● **Task to carry out**:
Return only this: the line with "What does this" and all the lines that follow it below, through the final one, exactly as they are.
START
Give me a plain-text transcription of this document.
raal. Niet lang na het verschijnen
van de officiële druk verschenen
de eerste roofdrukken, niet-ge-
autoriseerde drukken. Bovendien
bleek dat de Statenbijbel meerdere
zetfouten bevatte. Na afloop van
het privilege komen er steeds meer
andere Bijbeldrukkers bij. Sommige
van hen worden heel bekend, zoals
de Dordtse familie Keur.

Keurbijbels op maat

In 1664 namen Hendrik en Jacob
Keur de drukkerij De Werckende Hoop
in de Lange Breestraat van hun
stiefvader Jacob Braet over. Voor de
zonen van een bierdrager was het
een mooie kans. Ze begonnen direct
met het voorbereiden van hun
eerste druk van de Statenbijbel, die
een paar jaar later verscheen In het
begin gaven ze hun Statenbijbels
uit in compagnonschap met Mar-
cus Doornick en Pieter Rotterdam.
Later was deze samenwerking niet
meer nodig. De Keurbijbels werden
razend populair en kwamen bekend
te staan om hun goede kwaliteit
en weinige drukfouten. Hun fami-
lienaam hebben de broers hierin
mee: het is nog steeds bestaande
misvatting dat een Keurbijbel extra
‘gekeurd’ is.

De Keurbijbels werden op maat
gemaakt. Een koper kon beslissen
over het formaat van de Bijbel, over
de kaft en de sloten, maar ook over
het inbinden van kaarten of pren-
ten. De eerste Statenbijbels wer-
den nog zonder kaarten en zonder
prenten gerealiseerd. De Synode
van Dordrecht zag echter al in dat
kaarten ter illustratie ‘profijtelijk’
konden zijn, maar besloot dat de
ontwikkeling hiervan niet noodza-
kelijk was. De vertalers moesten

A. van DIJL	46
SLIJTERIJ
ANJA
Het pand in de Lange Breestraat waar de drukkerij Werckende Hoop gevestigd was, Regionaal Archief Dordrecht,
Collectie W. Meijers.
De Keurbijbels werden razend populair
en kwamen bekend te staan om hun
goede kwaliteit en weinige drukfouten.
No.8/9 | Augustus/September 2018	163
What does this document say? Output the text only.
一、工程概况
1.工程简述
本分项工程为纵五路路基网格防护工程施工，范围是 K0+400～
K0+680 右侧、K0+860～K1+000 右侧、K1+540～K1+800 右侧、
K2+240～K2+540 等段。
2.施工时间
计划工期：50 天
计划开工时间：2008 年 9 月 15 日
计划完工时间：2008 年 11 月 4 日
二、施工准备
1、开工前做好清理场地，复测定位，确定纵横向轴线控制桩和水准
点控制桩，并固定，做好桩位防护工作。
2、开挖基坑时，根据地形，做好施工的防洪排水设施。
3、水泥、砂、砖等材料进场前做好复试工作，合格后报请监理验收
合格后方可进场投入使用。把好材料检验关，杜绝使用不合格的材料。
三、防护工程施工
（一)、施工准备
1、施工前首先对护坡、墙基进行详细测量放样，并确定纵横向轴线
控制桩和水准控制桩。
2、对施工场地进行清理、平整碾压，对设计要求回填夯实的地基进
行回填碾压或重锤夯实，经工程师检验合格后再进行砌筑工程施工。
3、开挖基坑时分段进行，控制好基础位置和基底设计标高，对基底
END
● **Response for this exercise**:
What does this document say? Output the text only.
一、工程概况
1.工程简述
本分项工程为纵五路路基网格防护工程施工，范围是 K0+400～
K0+680 右侧、K0+860～K1+000 右侧、K1+540～K1+800 右侧、
K2+240～K2+540 等段。
2.施工时间
计划工期：50 天
计划开工时间：2008 年 9 月 15 日
计划完工时间：2008 年 11 月 4 日
二、施工准备
1、开工前做好清理场地，复测定位，确定纵横向轴线控制桩和水准
点控制桩，并固定，做好桩位防护工作。
2、开挖基坑时，根据地形，做好施工的防洪排水设施。
3、水泥、砂、砖等材料进场前做好复试工作，合格后报请监理验收
合格后方可进场投入使用。把好材料检验关，杜绝使用不合格的材料。
三、防护工程施工
（一)、施工准备
1、施工前首先对护坡、墙基进行详细测量放样，并确定纵横向轴线
控制桩和水准控制桩。
2、对施工场地进行清理、平整碾压，对设计要求回填夯实的地基进
行回填碾压或重锤夯实，经工程师检验合格后再进行砌筑工程施工。
3、开挖基坑时分段进行，控制好基础位置和基底设计标高，对基底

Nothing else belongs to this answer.